**Task directions:**
Repeat precisely, and only, the lines between the line containing "Give me the" and the end of the listing below, both ends included.

****************************************

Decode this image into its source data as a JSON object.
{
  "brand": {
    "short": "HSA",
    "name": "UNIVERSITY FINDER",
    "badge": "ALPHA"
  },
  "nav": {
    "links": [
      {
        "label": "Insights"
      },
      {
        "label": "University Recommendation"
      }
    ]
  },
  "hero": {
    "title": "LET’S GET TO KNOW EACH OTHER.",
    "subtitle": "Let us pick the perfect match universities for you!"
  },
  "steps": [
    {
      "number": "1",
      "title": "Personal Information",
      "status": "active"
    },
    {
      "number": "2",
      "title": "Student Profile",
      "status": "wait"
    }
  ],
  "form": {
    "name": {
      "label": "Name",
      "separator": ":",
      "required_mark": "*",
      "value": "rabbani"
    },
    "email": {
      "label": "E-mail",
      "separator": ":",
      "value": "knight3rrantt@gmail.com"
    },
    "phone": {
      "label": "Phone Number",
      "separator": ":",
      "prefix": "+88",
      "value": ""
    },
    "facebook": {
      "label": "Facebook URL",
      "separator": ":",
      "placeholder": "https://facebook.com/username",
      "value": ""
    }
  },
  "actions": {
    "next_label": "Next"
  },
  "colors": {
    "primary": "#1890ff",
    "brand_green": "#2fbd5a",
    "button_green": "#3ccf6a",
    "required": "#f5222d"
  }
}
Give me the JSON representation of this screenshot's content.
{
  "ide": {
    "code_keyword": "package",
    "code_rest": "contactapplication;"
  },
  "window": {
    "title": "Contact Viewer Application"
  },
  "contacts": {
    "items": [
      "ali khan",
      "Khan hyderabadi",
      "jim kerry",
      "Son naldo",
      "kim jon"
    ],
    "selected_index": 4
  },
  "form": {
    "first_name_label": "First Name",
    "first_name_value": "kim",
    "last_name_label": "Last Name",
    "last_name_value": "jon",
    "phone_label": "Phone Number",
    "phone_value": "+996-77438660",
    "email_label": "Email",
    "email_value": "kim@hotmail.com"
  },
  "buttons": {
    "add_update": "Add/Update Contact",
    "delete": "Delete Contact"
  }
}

****************************************

**Solution to this problem:**
Give me the JSON representation of this screenshot's content.
{
  "ide": {
    "code_keyword": "package",
    "code_rest": "contactapplication;"
  },
  "window": {
    "title": "Contact Viewer Application"
  },
  "contacts": {
    "items": [
      "ali khan",
      "Khan hyderabadi",
      "jim kerry",
      "Son naldo",
      "kim jon"
    ],
    "selected_index": 4
  },
  "form": {
    "first_name_label": "First Name",
    "first_name_value": "kim",
    "last_name_label": "Last Name",
    "last_name_value": "jon",
    "phone_label": "Phone Number",
    "phone_value": "+996-77438660",
    "email_label": "Email",
    "email_value": "kim@hotmail.com"
  },
  "buttons": {
    "add_update": "Add/Update Contact",
    "delete": "Delete Contact"
  }
}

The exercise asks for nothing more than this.